WHAT IS EXPECTED
Using the records that follow, copy every line containing the word "công".
------------------------------------------------
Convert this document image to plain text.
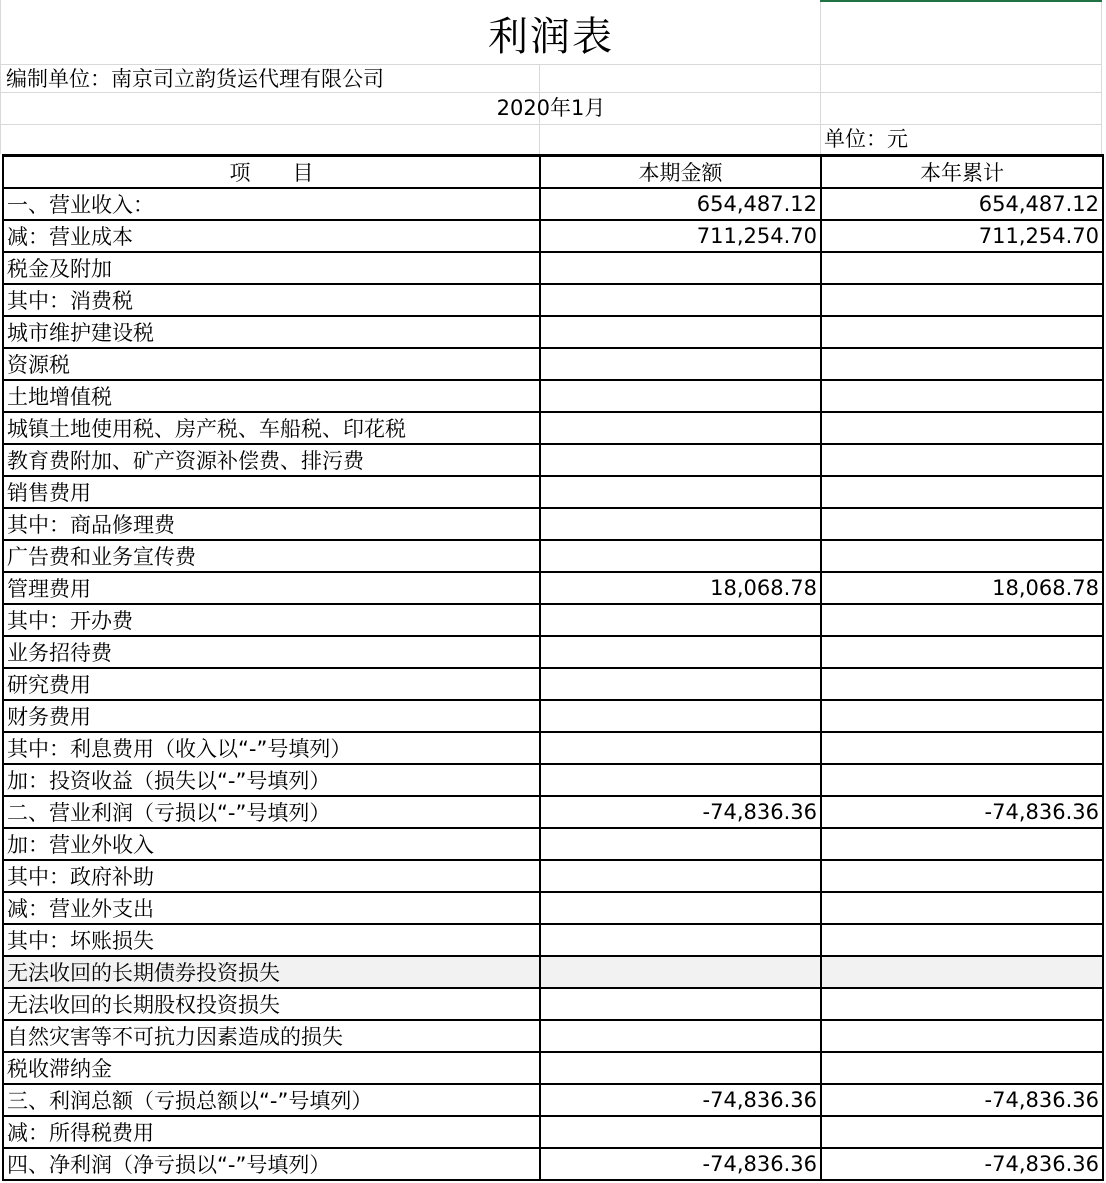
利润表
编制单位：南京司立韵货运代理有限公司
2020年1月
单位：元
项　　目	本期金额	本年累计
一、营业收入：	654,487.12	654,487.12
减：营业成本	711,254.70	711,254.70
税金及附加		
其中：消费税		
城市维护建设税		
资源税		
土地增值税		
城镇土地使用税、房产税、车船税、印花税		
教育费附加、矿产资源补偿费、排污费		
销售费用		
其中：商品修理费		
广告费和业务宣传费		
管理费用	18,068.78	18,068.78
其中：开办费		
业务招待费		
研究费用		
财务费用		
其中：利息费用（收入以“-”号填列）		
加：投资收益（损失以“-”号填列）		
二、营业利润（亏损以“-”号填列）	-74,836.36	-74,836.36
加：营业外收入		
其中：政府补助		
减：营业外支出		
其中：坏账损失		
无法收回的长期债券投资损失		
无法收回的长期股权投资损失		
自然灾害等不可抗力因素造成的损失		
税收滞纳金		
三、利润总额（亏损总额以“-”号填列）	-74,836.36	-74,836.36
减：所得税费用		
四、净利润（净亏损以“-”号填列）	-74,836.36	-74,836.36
------------------------------------------------
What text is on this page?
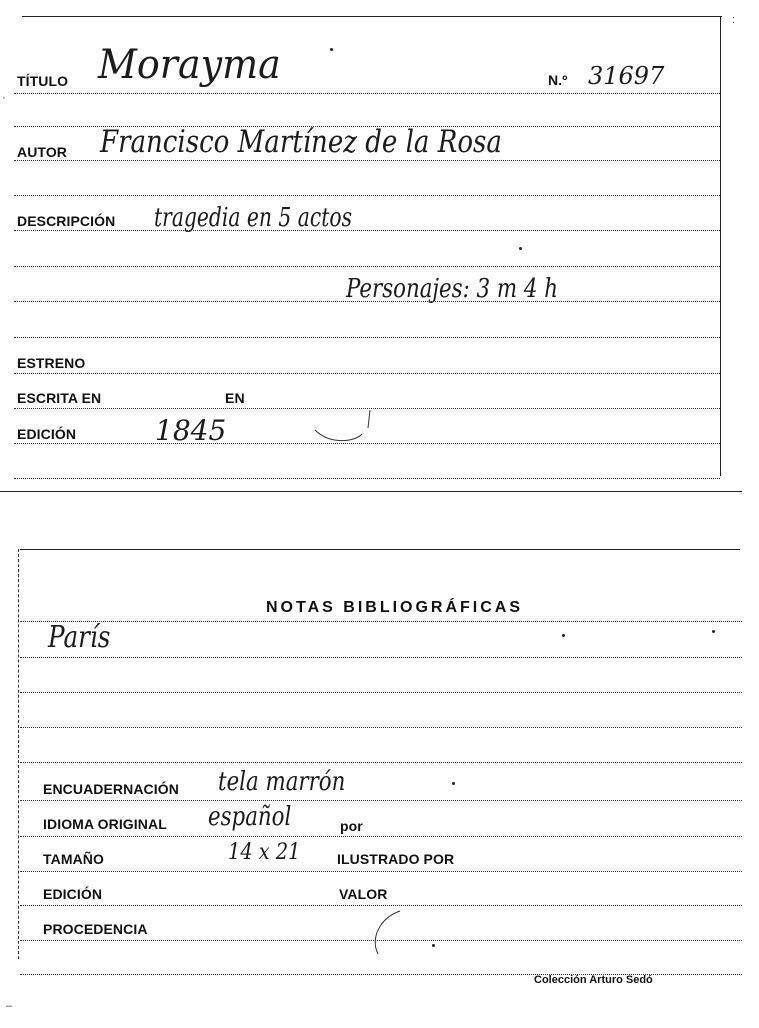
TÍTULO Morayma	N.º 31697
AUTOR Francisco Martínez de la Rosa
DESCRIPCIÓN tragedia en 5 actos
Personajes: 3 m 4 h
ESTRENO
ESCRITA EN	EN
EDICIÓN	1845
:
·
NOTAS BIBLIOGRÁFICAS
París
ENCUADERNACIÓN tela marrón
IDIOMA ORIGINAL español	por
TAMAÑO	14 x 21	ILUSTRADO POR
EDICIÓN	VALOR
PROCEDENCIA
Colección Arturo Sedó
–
------------------------------------------------
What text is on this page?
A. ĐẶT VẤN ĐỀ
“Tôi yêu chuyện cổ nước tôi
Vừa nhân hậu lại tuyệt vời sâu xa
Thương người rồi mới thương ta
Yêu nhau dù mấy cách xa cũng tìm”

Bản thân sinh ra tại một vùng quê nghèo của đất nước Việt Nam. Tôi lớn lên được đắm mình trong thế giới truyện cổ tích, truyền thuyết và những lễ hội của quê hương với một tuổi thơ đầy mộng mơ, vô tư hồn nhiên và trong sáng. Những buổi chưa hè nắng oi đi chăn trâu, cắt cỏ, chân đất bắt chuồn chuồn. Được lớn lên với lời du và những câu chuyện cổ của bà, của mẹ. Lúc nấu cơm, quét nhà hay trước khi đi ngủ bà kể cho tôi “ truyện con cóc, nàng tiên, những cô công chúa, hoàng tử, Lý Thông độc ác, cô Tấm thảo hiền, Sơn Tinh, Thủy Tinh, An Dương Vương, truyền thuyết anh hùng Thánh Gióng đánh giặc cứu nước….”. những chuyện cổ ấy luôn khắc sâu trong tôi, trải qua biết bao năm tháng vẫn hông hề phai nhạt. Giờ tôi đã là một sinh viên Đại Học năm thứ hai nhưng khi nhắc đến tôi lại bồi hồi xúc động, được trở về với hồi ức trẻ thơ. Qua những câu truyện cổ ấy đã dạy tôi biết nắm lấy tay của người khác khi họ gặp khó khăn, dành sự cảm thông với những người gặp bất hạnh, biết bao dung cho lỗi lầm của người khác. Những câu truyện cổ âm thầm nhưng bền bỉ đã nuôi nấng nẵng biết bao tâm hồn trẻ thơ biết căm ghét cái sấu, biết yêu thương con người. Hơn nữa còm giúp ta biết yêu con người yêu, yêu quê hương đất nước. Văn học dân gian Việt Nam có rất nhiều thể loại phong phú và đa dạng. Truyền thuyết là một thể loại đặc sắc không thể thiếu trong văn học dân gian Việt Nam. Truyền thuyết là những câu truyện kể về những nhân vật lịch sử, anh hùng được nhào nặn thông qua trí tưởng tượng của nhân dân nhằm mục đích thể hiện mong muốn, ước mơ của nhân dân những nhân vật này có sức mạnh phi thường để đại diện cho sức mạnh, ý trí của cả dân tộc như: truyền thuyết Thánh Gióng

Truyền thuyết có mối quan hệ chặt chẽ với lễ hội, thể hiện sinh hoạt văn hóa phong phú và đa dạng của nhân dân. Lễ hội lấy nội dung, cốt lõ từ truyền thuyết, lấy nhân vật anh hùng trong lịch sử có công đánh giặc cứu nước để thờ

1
------------------------------------------------
IN RESPONSE
Bản thân sinh ra tại một vùng quê nghèo của đất nước Việt Nam. Tôi lớn lên được đắm mình trong thế giới truyện cổ tích, truyền thuyết và những lễ hội của quê hương với một tuổi thơ đầy mộng mơ, vô tư hồn nhiên và trong sáng. Những buổi chưa hè nắng oi đi chăn trâu, cắt cỏ, chân đất bắt chuồn chuồn. Được lớn lên với lời du và những câu chuyện cổ của bà, của mẹ. Lúc nấu cơm, quét nhà hay trước khi đi ngủ bà kể cho tôi “ truyện con cóc, nàng tiên, những cô công chúa, hoàng tử, Lý Thông độc ác, cô Tấm thảo hiền, Sơn Tinh, Thủy Tinh, An Dương Vương, truyền thuyết anh hùng Thánh Gióng đánh giặc cứu nước….”. những chuyện cổ ấy luôn khắc sâu trong tôi, trải qua biết bao năm tháng vẫn hông hề phai nhạt. Giờ tôi đã là một sinh viên Đại Học năm thứ hai nhưng khi nhắc đến tôi lại bồi hồi xúc động, được trở về với hồi ức trẻ thơ. Qua những câu truyện cổ ấy đã dạy tôi biết nắm lấy tay của người khác khi họ gặp khó khăn, dành sự cảm thông với những người gặp bất hạnh, biết bao dung cho lỗi lầm của người khác. Những câu truyện cổ âm thầm nhưng bền bỉ đã nuôi nấng nẵng biết bao tâm hồn trẻ thơ biết căm ghét cái sấu, biết yêu thương con người. Hơn nữa còm giúp ta biết yêu con người yêu, yêu quê hương đất nước. Văn học dân gian Việt Nam có rất nhiều thể loại phong phú và đa dạng. Truyền thuyết là một thể loại đặc sắc không thể thiếu trong văn học dân gian Việt Nam. Truyền thuyết là những câu truyện kể về những nhân vật lịch sử, anh hùng được nhào nặn thông qua trí tưởng tượng của nhân dân nhằm mục đích thể hiện mong muốn, ước mơ của nhân dân những nhân vật này có sức mạnh phi thường để đại diện cho sức mạnh, ý trí của cả dân tộc như: truyền thuyết Thánh Gióng
Truyền thuyết có mối quan hệ chặt chẽ với lễ hội, thể hiện sinh hoạt văn hóa phong phú và đa dạng của nhân dân. Lễ hội lấy nội dung, cốt lõ từ truyền thuyết, lấy nhân vật anh hùng trong lịch sử có công đánh giặc cứu nước để thờ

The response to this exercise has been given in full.